WHAT TO PRODUCE: Below are entries; tally how many lines hold the string "height" and answer with only that figure.

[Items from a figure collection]
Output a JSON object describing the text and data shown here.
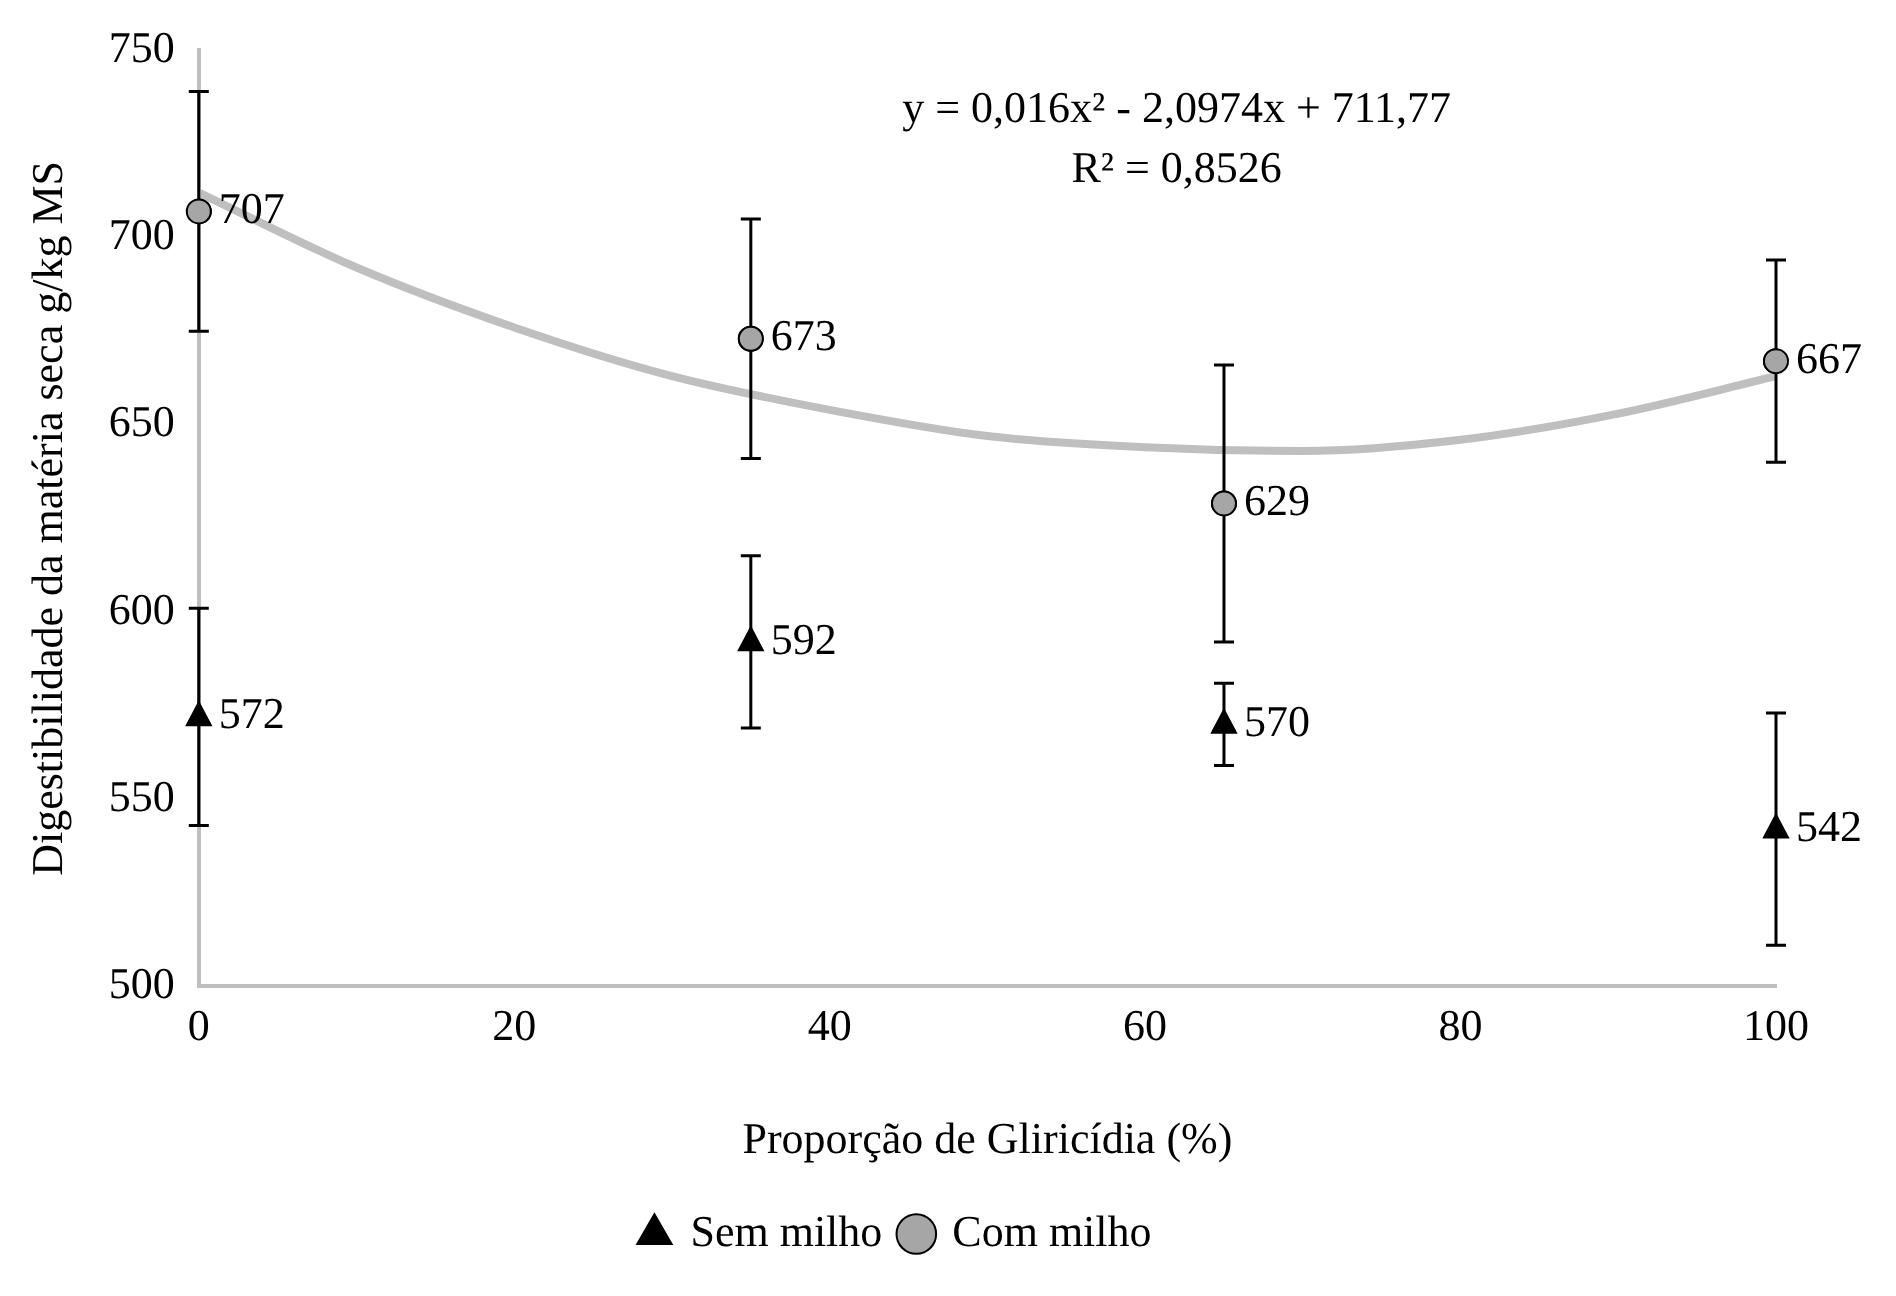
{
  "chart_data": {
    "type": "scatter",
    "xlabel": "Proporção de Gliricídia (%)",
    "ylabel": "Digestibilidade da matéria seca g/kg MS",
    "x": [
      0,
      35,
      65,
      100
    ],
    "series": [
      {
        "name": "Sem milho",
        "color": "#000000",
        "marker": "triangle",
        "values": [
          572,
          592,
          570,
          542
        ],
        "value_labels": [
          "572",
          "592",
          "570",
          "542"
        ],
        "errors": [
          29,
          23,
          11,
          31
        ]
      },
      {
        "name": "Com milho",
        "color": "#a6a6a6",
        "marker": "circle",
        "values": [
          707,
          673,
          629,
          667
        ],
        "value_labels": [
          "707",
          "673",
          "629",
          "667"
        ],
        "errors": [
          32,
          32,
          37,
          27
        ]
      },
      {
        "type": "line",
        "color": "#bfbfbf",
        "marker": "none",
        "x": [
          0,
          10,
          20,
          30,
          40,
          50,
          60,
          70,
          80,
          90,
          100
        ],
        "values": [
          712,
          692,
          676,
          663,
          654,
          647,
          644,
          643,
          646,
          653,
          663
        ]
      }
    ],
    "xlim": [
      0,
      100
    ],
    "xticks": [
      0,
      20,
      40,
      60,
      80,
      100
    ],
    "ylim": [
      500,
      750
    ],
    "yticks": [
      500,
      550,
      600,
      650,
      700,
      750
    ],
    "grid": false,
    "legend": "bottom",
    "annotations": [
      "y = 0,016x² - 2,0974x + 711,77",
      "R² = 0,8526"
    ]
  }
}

==

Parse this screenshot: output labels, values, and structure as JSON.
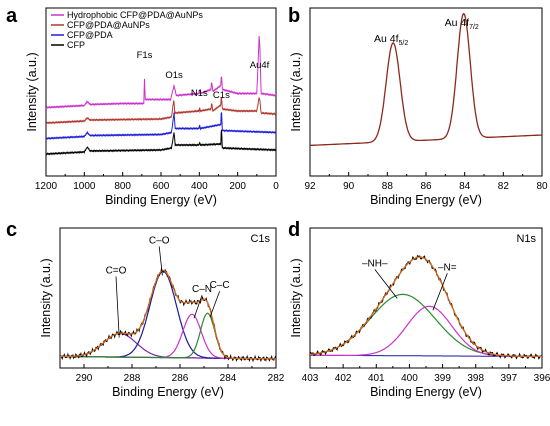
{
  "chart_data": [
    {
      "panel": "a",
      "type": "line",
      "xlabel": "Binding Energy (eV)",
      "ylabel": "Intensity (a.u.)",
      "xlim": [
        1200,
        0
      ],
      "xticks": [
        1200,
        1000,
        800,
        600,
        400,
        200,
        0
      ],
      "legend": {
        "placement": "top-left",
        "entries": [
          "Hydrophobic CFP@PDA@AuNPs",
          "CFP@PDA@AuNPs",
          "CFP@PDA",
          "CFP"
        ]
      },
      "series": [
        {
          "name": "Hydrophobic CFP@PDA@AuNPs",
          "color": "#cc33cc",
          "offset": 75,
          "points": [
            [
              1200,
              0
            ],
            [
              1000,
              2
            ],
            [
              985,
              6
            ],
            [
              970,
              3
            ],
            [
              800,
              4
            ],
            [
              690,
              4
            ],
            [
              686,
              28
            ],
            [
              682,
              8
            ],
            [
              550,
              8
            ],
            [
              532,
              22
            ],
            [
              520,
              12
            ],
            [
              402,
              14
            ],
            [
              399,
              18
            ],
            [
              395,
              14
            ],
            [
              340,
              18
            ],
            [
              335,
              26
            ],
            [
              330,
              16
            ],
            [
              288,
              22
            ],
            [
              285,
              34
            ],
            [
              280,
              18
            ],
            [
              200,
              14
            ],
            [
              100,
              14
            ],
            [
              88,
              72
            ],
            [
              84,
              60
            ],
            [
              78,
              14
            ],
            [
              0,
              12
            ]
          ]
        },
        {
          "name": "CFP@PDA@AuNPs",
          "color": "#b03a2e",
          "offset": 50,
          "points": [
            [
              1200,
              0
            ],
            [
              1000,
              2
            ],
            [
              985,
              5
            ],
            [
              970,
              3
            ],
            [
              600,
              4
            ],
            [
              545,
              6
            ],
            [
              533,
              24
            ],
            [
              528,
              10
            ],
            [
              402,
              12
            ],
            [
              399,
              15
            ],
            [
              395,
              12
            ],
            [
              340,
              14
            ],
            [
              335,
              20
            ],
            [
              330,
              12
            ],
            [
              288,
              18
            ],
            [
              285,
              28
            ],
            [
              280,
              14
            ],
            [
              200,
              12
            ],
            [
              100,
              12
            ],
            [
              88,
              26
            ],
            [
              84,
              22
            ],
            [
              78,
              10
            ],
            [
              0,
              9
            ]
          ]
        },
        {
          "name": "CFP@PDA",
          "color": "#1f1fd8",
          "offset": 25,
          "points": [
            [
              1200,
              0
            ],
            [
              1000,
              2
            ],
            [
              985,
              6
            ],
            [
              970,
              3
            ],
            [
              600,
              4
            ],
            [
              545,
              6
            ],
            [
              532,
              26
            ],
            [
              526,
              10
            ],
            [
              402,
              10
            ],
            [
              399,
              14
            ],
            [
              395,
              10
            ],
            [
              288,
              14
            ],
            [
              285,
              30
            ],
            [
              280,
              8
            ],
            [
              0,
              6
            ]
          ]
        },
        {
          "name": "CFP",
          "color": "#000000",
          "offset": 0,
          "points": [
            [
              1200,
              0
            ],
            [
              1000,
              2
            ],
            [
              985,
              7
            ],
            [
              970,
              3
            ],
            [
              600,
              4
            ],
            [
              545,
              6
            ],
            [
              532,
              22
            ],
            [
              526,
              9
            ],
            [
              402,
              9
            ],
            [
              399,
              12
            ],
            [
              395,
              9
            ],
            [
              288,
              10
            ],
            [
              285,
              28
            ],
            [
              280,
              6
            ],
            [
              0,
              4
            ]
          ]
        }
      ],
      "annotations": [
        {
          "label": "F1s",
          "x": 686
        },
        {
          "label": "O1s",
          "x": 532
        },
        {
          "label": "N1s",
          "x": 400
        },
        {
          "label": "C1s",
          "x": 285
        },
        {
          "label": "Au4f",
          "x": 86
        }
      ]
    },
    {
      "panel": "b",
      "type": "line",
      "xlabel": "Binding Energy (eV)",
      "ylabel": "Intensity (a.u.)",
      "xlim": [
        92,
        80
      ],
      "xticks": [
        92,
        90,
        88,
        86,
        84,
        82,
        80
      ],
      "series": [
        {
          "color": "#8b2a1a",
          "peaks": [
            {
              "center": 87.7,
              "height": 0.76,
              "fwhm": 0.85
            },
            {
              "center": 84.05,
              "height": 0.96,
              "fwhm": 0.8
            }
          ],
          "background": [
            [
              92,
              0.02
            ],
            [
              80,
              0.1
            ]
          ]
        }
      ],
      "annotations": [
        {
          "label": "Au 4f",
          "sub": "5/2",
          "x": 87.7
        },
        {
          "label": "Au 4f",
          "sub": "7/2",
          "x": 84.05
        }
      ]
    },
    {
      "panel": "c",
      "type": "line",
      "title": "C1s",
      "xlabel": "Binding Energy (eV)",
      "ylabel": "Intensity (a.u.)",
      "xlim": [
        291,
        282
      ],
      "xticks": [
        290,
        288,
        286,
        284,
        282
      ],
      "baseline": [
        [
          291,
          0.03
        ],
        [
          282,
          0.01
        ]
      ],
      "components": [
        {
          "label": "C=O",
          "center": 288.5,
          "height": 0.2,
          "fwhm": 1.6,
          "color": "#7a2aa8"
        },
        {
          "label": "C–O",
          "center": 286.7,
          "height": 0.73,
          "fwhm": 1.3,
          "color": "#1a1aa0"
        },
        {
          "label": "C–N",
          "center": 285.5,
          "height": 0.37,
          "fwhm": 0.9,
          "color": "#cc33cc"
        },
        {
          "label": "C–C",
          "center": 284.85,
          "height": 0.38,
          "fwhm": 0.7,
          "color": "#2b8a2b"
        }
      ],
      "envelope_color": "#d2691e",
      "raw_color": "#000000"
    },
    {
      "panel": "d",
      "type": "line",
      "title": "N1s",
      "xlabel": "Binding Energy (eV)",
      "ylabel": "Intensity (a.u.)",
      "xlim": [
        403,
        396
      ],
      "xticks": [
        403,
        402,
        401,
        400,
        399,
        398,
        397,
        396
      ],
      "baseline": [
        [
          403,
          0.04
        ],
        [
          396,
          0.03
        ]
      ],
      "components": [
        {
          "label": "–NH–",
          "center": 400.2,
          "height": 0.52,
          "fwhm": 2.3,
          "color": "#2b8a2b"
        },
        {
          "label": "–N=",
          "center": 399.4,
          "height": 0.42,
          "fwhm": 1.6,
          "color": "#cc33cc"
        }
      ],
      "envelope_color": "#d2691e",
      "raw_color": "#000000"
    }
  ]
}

* * *

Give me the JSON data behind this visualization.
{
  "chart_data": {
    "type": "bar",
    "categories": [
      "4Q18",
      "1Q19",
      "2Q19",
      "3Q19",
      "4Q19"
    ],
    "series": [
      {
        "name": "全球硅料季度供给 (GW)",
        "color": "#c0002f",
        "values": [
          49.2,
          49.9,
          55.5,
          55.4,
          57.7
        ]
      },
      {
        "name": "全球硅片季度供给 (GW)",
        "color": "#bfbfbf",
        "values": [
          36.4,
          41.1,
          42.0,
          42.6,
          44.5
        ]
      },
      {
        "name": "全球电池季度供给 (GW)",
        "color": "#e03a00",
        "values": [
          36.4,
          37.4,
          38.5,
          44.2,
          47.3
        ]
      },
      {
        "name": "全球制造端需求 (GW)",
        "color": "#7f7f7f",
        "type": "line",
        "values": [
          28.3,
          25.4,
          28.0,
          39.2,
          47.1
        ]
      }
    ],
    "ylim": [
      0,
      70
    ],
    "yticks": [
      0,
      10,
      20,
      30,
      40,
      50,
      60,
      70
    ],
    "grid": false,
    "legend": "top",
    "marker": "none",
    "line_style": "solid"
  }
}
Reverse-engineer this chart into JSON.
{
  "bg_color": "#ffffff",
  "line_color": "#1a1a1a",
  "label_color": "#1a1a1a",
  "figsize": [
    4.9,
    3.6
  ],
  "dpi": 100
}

EXPECTED ANSWER: 8